* Texto de lectura
__________

Las ventas aumentaron, pero las ganancias disminuyeron. En los resultados del segundo trimestre anunciados por Meta el 29 de julio (hora local), los gastos astronómicos de inversión en inteligencia artificial (IA) presionaron sobre la rentabilidad, con ganancias por acción muy por debajo de las expectativas del mercado, un flujo de efectivo que se desplomó más del 90%, y el precio de las acciones cayó aproximadamente un 6% en operaciones fuera del horario de mercado, aumentando la preocupación de los inversores.
Las ventas del segundo trimestre de Meta aumentaron 28% respecto al mismo período del año anterior, alcanzando 60,800 millones de dólares, logrando un crecimiento en términos absolutos. Sin embargo, los indicadores de ganancias mostraron una tendencia completamente opuesta. Con un aumento de gastos superior al 55%, el ingreso neto se redujo un 14% a 15,850 millones de dólares. En particular, las ganancias por acción (EPS) fueron de 6.18 dólares, significativamente más bajas que la predicción de Wall Street de 7.22 dólares, impactando al mercado. La paradójica cifra de "aumento de ventas del 28% con disminución del ingreso neto del 14%" profundizó la decepción de los inversores.
La principal causa de esta disminución de ganancias fue la enorme inversión en infraestructura de IA. El gasto de capital del segundo trimestre alcanzó 31,080 millones de dólares (aproximadamente 4.49 billones de wones), aumentando significativamente respecto al año anterior. Esto fue un golpe directo al flujo de efectivo. El flujo de efectivo libre se redujo más del 90%, pasando de 8,550 millones de dólares el año pasado a 780 millones de dólares, mostrando una caída de flujo de efectivo impactante. Meta ajustó al alza su pronóstico de gasto de capital total para este año a 130,000-145,000 millones de dólares, demostrando una clara voluntad de continuar con la inversión en IA.

__________

Entradas del conjunto de datos:
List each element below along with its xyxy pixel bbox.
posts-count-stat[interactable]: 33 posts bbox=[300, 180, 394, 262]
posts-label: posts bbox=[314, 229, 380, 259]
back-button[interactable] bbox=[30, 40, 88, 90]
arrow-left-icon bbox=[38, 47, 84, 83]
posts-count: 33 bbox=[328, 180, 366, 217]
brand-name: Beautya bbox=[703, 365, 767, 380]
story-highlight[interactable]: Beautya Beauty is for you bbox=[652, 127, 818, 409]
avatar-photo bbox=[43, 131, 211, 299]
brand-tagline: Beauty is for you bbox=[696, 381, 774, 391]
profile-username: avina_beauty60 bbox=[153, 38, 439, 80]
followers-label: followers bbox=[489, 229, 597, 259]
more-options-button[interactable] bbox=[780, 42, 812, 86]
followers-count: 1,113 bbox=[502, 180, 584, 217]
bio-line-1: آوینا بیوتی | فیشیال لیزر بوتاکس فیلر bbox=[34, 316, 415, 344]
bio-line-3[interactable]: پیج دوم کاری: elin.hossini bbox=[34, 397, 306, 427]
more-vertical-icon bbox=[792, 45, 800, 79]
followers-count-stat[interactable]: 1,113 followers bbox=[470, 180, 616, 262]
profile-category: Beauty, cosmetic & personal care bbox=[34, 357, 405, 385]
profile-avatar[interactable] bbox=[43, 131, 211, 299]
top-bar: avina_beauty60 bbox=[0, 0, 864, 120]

__________

* Tareas requeridas
1) Según el texto sobre los resultados de Meta, ¿por qué bajaron las ganancias del segundo trimestre si las ventas subieron? Responda en una a tres oraciones.
2) Transcriba del texto sobre los resultados de Meta el fragmento que empieza con "La principal causa" y sigue hasta "inversión en IA.".

* Soluciones propuestas
1) La causa principal fue la enorme inversión en infraestructura de IA. El gasto de capital alcanzó 31,080 millones de dólares y los gastos aumentaron más del 55%. Por eso el ingreso neto se redujo un 14%, hasta 15,850 millones de dólares.

2)
La principal causa de esta disminución de ganancias fue la enorme inversión en infraestructura de IA. El gasto de capital del segundo trimestre alcanzó 31,080 millones de dólares (aproximadamente 4.49 billones de wones), aumentando significativamente respecto al año anterior. Esto fue un golpe directo al flujo de efectivo. El flujo de efectivo libre se redujo más del 90%, pasando de 8,550 millones de dólares el año pasado a 780 millones de dólares, mostrando una caída de flujo de efectivo impactante. Meta ajustó al alza su pronóstico de gasto de capital total para este año a 130,000-145,000 millones de dólares, demostrando una clara voluntad de continuar con la inversión en IA.